Collected data entries:

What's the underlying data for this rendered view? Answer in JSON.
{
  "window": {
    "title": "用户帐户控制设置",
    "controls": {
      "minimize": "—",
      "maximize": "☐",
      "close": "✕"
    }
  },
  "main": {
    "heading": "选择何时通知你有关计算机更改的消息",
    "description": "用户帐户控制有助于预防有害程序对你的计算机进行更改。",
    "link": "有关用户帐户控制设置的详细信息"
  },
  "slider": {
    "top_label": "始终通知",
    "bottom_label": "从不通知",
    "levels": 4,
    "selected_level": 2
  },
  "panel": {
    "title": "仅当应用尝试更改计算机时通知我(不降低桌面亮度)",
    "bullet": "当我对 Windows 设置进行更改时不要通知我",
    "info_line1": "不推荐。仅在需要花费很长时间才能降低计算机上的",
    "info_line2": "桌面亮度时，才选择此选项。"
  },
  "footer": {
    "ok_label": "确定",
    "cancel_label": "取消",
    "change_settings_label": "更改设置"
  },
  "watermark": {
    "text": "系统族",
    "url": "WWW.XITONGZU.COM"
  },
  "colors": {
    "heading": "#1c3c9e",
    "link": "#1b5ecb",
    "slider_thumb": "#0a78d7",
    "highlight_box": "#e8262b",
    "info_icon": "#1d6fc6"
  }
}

WHAT TO PRODUCE:
Reproduce the records above exactly as they appear.

COMPLETE RESPONSE:
What's the underlying data for this rendered view? Answer in JSON.
{
  "window": {
    "title": "用户帐户控制设置",
    "controls": {
      "minimize": "—",
      "maximize": "☐",
      "close": "✕"
    }
  },
  "main": {
    "heading": "选择何时通知你有关计算机更改的消息",
    "description": "用户帐户控制有助于预防有害程序对你的计算机进行更改。",
    "link": "有关用户帐户控制设置的详细信息"
  },
  "slider": {
    "top_label": "始终通知",
    "bottom_label": "从不通知",
    "levels": 4,
    "selected_level": 2
  },
  "panel": {
    "title": "仅当应用尝试更改计算机时通知我(不降低桌面亮度)",
    "bullet": "当我对 Windows 设置进行更改时不要通知我",
    "info_line1": "不推荐。仅在需要花费很长时间才能降低计算机上的",
    "info_line2": "桌面亮度时，才选择此选项。"
  },
  "footer": {
    "ok_label": "确定",
    "cancel_label": "取消",
    "change_settings_label": "更改设置"
  },
  "watermark": {
    "text": "系统族",
    "url": "WWW.XITONGZU.COM"
  },
  "colors": {
    "heading": "#1c3c9e",
    "link": "#1b5ecb",
    "slider_thumb": "#0a78d7",
    "highlight_box": "#e8262b",
    "info_icon": "#1d6fc6"
  }
}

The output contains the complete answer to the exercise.